▶ _REQUIREMENTS_:
Read the records and gather each line that includes "технической".

--*--

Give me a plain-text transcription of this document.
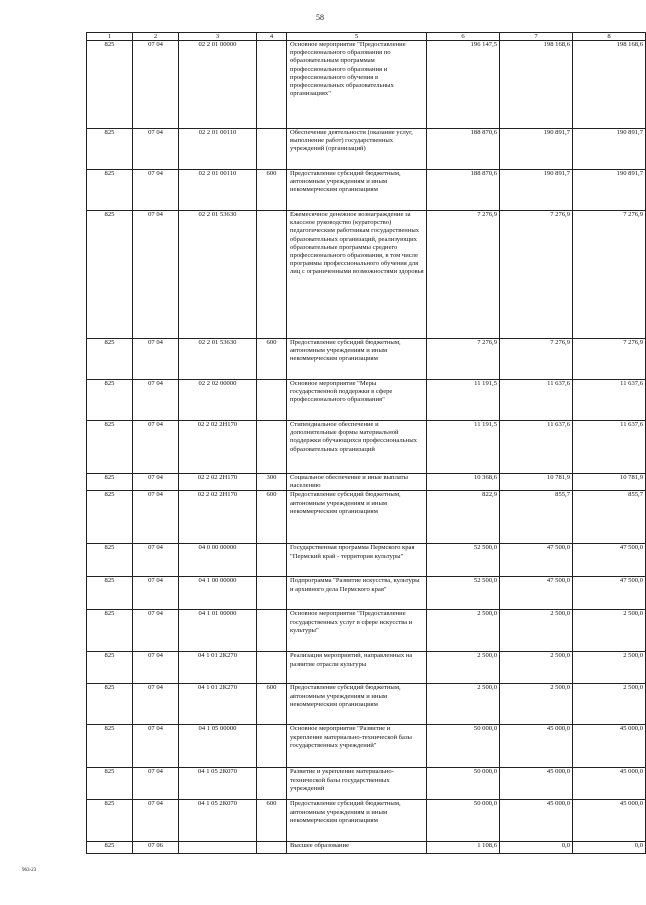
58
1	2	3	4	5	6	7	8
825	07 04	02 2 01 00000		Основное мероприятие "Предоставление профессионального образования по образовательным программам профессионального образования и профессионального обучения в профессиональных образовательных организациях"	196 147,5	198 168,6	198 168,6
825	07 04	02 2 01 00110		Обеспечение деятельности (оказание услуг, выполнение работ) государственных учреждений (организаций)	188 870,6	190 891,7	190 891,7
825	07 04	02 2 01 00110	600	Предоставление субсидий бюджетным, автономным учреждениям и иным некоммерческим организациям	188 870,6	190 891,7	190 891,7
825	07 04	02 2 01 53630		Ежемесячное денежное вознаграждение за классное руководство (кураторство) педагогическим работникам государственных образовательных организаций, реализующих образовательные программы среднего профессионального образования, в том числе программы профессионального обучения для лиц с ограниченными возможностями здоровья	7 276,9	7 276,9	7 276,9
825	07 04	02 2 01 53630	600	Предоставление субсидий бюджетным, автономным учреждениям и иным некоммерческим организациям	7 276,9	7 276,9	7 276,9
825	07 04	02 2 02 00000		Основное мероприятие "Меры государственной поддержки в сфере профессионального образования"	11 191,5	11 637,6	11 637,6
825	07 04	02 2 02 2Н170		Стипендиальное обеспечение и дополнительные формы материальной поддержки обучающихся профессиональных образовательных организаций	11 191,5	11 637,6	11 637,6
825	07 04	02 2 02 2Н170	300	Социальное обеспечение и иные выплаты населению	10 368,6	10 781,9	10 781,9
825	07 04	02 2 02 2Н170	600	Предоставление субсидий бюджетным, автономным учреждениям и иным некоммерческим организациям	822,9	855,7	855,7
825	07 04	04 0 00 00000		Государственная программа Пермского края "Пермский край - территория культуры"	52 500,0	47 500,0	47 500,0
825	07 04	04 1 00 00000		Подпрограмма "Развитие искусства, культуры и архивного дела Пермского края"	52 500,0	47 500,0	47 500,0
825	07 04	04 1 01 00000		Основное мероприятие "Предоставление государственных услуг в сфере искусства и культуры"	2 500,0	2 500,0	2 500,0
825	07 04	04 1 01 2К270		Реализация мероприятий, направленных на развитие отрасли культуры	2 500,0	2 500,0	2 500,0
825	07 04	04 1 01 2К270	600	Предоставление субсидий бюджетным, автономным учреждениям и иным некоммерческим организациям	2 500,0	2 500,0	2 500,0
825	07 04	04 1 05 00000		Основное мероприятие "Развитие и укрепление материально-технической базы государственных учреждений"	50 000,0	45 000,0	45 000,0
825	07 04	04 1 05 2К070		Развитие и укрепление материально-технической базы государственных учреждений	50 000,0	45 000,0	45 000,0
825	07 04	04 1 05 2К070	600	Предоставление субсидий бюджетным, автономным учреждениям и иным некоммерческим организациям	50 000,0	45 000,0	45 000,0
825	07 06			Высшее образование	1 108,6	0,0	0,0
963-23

--*--

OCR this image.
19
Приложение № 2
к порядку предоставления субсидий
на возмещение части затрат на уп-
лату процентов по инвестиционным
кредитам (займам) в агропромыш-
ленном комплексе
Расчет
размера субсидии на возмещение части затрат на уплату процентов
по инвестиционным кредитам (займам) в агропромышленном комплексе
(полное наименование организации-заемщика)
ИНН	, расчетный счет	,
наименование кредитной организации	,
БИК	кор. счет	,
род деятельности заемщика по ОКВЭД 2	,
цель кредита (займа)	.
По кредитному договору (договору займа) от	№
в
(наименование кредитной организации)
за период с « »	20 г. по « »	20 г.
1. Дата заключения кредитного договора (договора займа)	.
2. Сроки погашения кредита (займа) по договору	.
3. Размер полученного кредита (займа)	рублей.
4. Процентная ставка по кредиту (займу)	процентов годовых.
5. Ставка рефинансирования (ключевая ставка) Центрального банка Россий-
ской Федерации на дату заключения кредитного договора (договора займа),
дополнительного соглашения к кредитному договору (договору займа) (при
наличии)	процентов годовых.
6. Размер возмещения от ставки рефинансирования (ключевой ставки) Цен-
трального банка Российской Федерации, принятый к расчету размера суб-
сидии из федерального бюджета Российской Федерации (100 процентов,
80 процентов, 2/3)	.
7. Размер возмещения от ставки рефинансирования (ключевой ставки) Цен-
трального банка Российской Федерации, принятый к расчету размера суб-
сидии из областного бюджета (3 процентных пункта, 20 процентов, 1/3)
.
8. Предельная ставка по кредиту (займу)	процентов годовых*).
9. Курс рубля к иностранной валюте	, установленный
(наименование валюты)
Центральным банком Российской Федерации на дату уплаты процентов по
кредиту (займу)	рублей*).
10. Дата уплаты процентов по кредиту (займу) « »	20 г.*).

--*--

▶ _OUTPUT BELOW_:
825	07 04	04 1 05 00000		Основное мероприятие "Развитие и укрепление материально-технической базы государственных учреждений"	50 000,0	45 000,0	45 000,0
825	07 04	04 1 05 2К070		Развитие и укрепление материально-технической базы государственных учреждений	50 000,0	45 000,0	45 000,0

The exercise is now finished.